:: Dataset extract ::

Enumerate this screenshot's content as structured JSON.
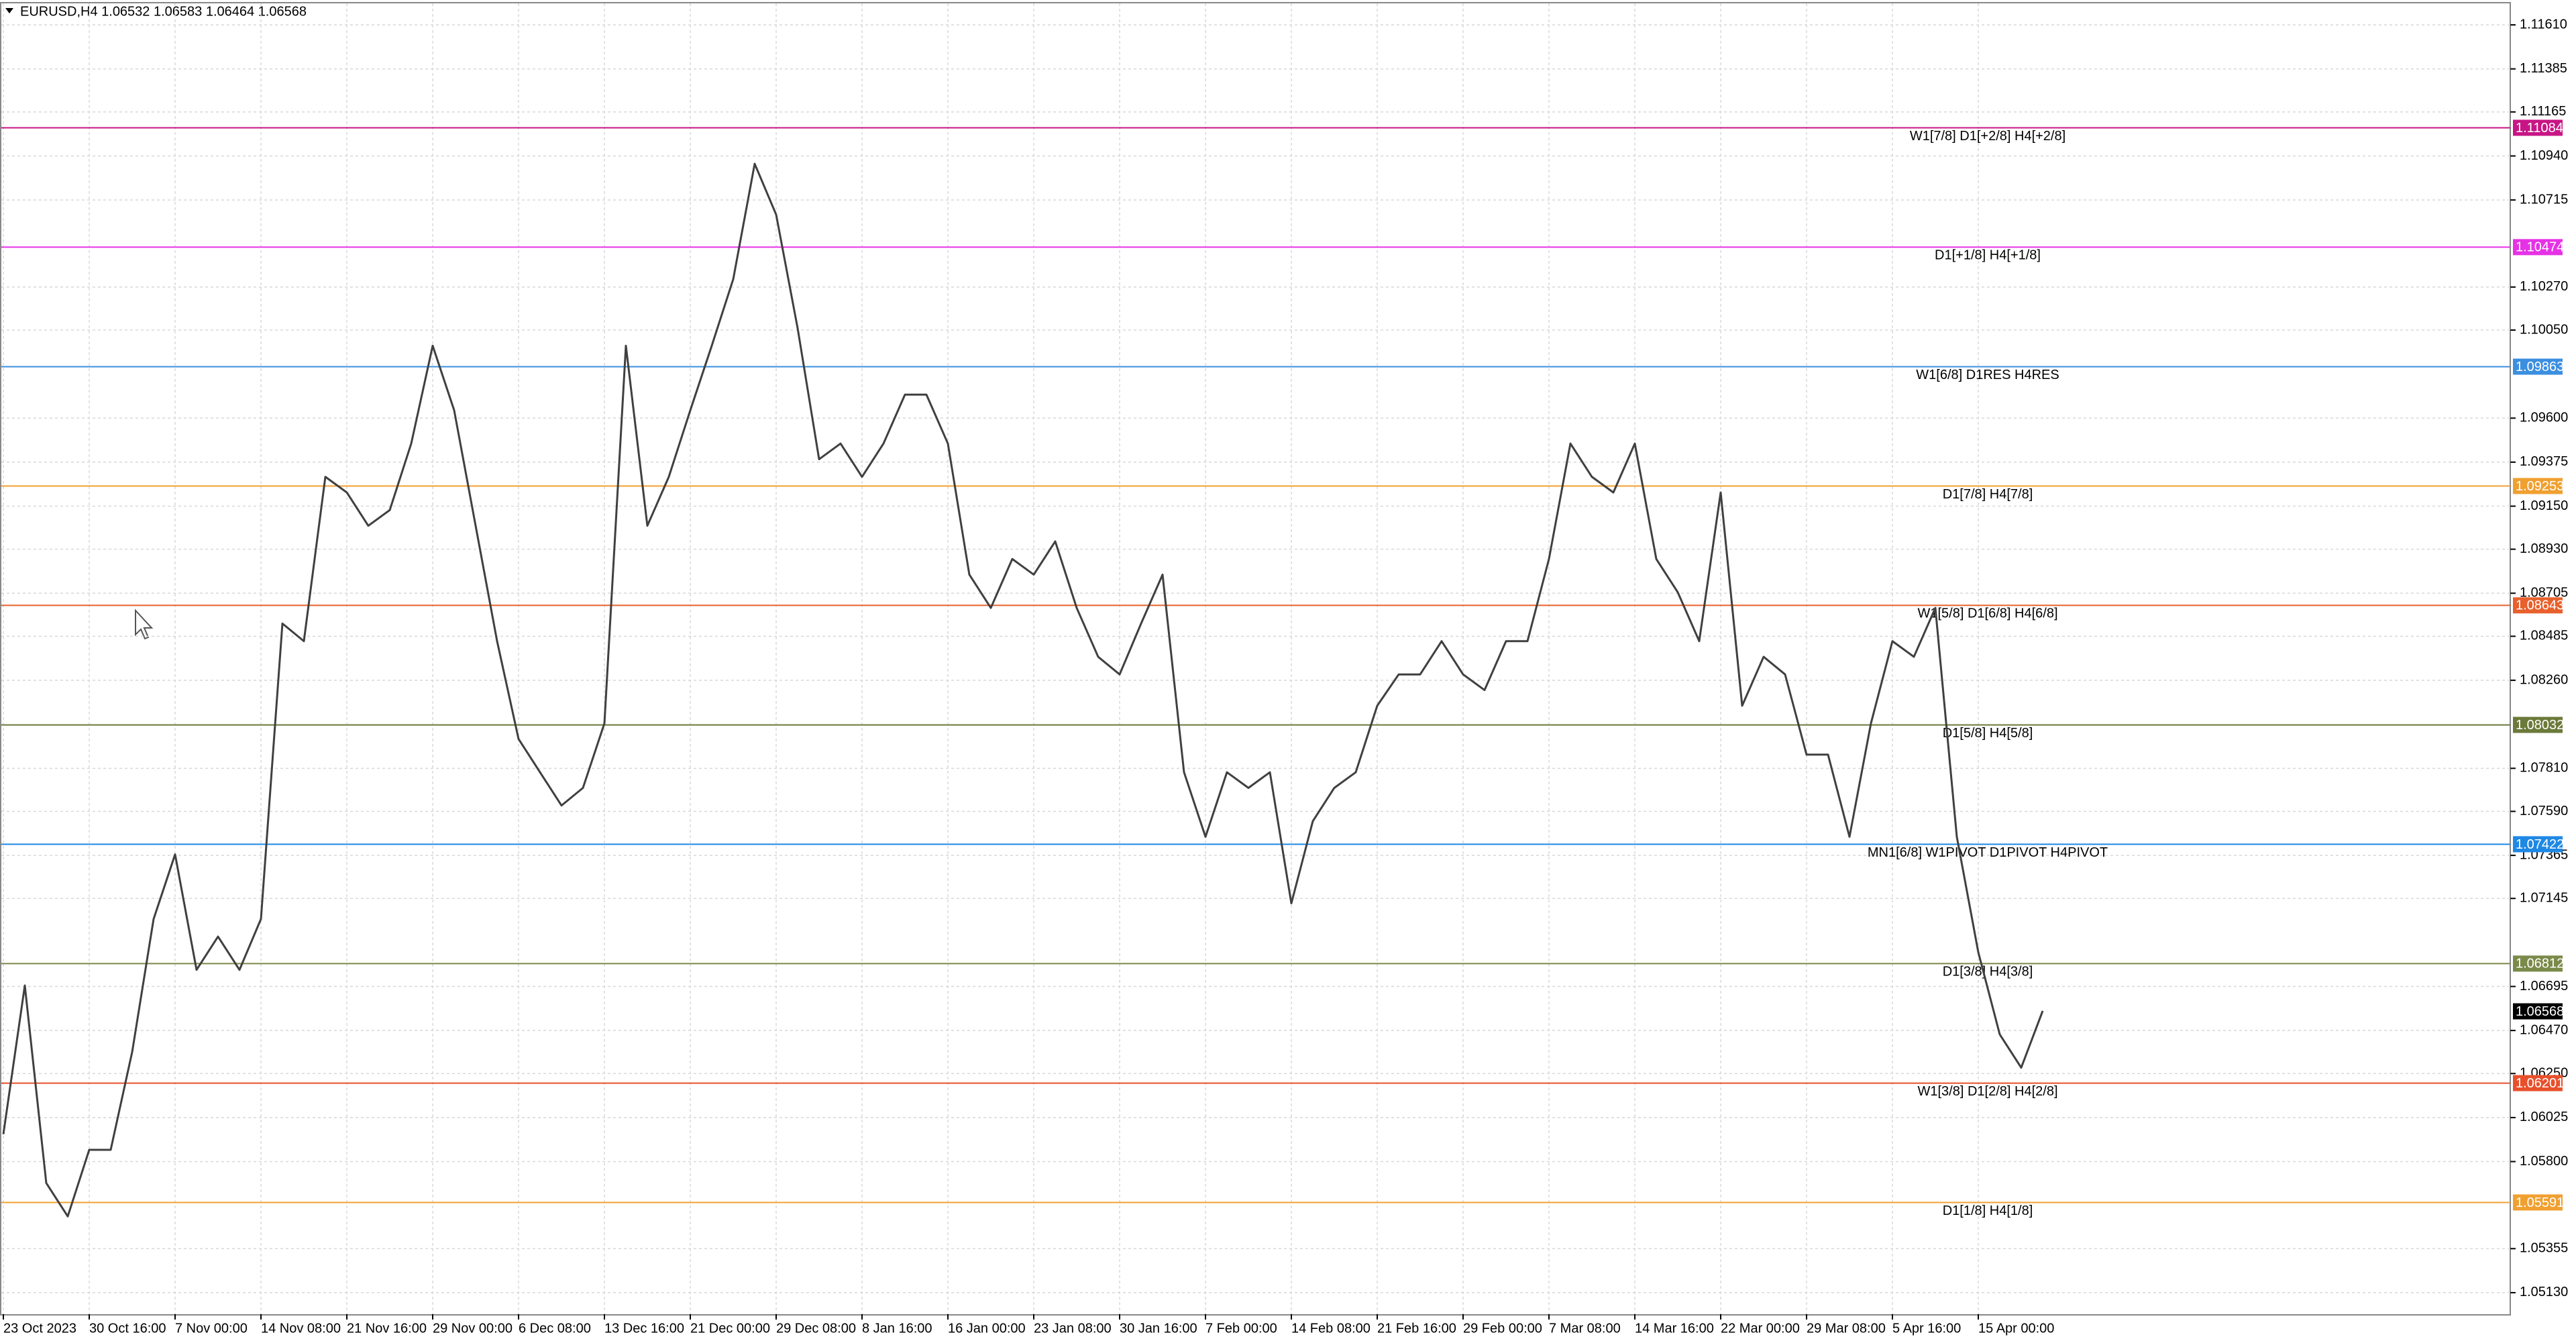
{
  "chart_data": {
    "type": "line",
    "title": "EURUSD,H4  1.06532 1.06583 1.06464 1.06568",
    "color": "#404040",
    "grid": true,
    "categories": [
      "23 Oct 2023",
      null,
      null,
      null,
      "30 Oct 16:00",
      null,
      null,
      null,
      "7 Nov 00:00",
      null,
      null,
      null,
      "14 Nov 08:00",
      null,
      null,
      null,
      "21 Nov 16:00",
      null,
      null,
      null,
      "29 Nov 00:00",
      null,
      null,
      null,
      "6 Dec 08:00",
      null,
      null,
      null,
      "13 Dec 16:00",
      null,
      null,
      null,
      "21 Dec 00:00",
      null,
      null,
      null,
      "29 Dec 08:00",
      null,
      null,
      null,
      "8 Jan 16:00",
      null,
      null,
      null,
      "16 Jan 00:00",
      null,
      null,
      null,
      "23 Jan 08:00",
      null,
      null,
      null,
      "30 Jan 16:00",
      null,
      null,
      null,
      "7 Feb 00:00",
      null,
      null,
      null,
      "14 Feb 08:00",
      null,
      null,
      null,
      "21 Feb 16:00",
      null,
      null,
      null,
      "29 Feb 00:00",
      null,
      null,
      null,
      "7 Mar 08:00",
      null,
      null,
      null,
      "14 Mar 16:00",
      null,
      null,
      null,
      "22 Mar 00:00",
      null,
      null,
      null,
      "29 Mar 08:00",
      null,
      null,
      null,
      "5 Apr 16:00",
      null,
      null,
      null,
      "15 Apr 00:00",
      null,
      null,
      null
    ],
    "values": [
      1.0594,
      1.067,
      1.0569,
      1.0552,
      1.0586,
      1.0586,
      1.0636,
      1.0704,
      1.0737,
      1.0678,
      1.0695,
      1.0678,
      1.0704,
      1.0855,
      1.0846,
      1.093,
      1.0922,
      1.0905,
      1.0913,
      1.0947,
      1.0997,
      1.0964,
      1.0905,
      1.0846,
      1.0796,
      1.0779,
      1.0762,
      1.0771,
      1.0804,
      1.0997,
      1.0905,
      1.093,
      1.0964,
      1.0997,
      1.1031,
      1.109,
      1.1064,
      1.1006,
      1.0939,
      1.0947,
      1.093,
      1.0947,
      1.0972,
      1.0972,
      1.0947,
      1.088,
      1.0863,
      1.0888,
      1.088,
      1.0897,
      1.0863,
      1.0838,
      1.0829,
      1.0855,
      1.088,
      1.0779,
      1.0746,
      1.0779,
      1.0771,
      1.0779,
      1.0712,
      1.0754,
      1.0771,
      1.0779,
      1.0813,
      1.0829,
      1.0829,
      1.0846,
      1.0829,
      1.0821,
      1.0846,
      1.0846,
      1.0888,
      1.0947,
      1.093,
      1.0922,
      1.0947,
      1.0888,
      1.0871,
      1.0846,
      1.0922,
      1.0813,
      1.0838,
      1.0829,
      1.0788,
      1.0788,
      1.0746,
      1.0804,
      1.0846,
      1.0838,
      1.0863,
      1.0746,
      1.0687,
      1.0645,
      1.0628,
      1.0657
    ],
    "ylim": [
      1.0502,
      1.1172
    ],
    "yticks": [
      {
        "value": 1.1161,
        "label": "1.11610"
      },
      {
        "value": 1.11385,
        "label": "1.11385"
      },
      {
        "value": 1.11165,
        "label": "1.11165"
      },
      {
        "value": 1.1094,
        "label": "1.10940"
      },
      {
        "value": 1.10715,
        "label": "1.10715"
      },
      {
        "value": 1.1027,
        "label": "1.10270"
      },
      {
        "value": 1.1005,
        "label": "1.10050"
      },
      {
        "value": 1.096,
        "label": "1.09600"
      },
      {
        "value": 1.09375,
        "label": "1.09375"
      },
      {
        "value": 1.0915,
        "label": "1.09150"
      },
      {
        "value": 1.0893,
        "label": "1.08930"
      },
      {
        "value": 1.08705,
        "label": "1.08705"
      },
      {
        "value": 1.08485,
        "label": "1.08485"
      },
      {
        "value": 1.0826,
        "label": "1.08260"
      },
      {
        "value": 1.0781,
        "label": "1.07810"
      },
      {
        "value": 1.0759,
        "label": "1.07590"
      },
      {
        "value": 1.07365,
        "label": "1.07365"
      },
      {
        "value": 1.07145,
        "label": "1.07145"
      },
      {
        "value": 1.06695,
        "label": "1.06695"
      },
      {
        "value": 1.0647,
        "label": "1.06470"
      },
      {
        "value": 1.0625,
        "label": "1.06250"
      },
      {
        "value": 1.06025,
        "label": "1.06025"
      },
      {
        "value": 1.058,
        "label": "1.05800"
      },
      {
        "value": 1.05355,
        "label": "1.05355"
      },
      {
        "value": 1.0513,
        "label": "1.05130"
      }
    ],
    "levels": [
      {
        "label": "W1[7/8] D1[+2/8] H4[+2/8]",
        "price": {
          "value": 1.11084,
          "label": "1.11084"
        },
        "color": "#c71585"
      },
      {
        "label": "D1[+1/8] H4[+1/8]",
        "price": {
          "value": 1.10474,
          "label": "1.10474"
        },
        "color": "#e632e6"
      },
      {
        "label": "W1[6/8] D1RES H4RES",
        "price": {
          "value": 1.09863,
          "label": "1.09863"
        },
        "color": "#3c8fe0"
      },
      {
        "label": "D1[7/8] H4[7/8]",
        "price": {
          "value": 1.09253,
          "label": "1.09253"
        },
        "color": "#f0a030"
      },
      {
        "label": "W1[5/8] D1[6/8] H4[6/8]",
        "price": {
          "value": 1.08643,
          "label": "1.08643"
        },
        "color": "#e8602c"
      },
      {
        "label": "D1[5/8] H4[5/8]",
        "price": {
          "value": 1.08032,
          "label": "1.08032"
        },
        "color": "#6b7a3a"
      },
      {
        "label": "MN1[6/8] W1PIVOT D1PIVOT H4PIVOT",
        "price": {
          "value": 1.07422,
          "label": "1.07422"
        },
        "color": "#1e88e5"
      },
      {
        "label": "D1[3/8] H4[3/8]",
        "price": {
          "value": 1.06812,
          "label": "1.06812"
        },
        "color": "#7a8a4a"
      },
      {
        "label": "W1[3/8] D1[2/8] H4[2/8]",
        "price": {
          "value": 1.06201,
          "label": "1.06201"
        },
        "color": "#e8502c"
      },
      {
        "label": "D1[1/8] H4[1/8]",
        "price": {
          "value": 1.05591,
          "label": "1.05591"
        },
        "color": "#f0a030"
      }
    ],
    "last_price": {
      "value": 1.06568,
      "label": "1.06568"
    }
  }
}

:::

Task =>
Only lines with the string "color" belong in your answer; copy each one.

Expected answer =>
    "color": "#404040",
        "color": "#c71585"
        "color": "#e632e6"
        "color": "#3c8fe0"
        "color": "#f0a030"
        "color": "#e8602c"
        "color": "#6b7a3a"
        "color": "#1e88e5"
        "color": "#7a8a4a"
        "color": "#e8502c"
        "color": "#f0a030"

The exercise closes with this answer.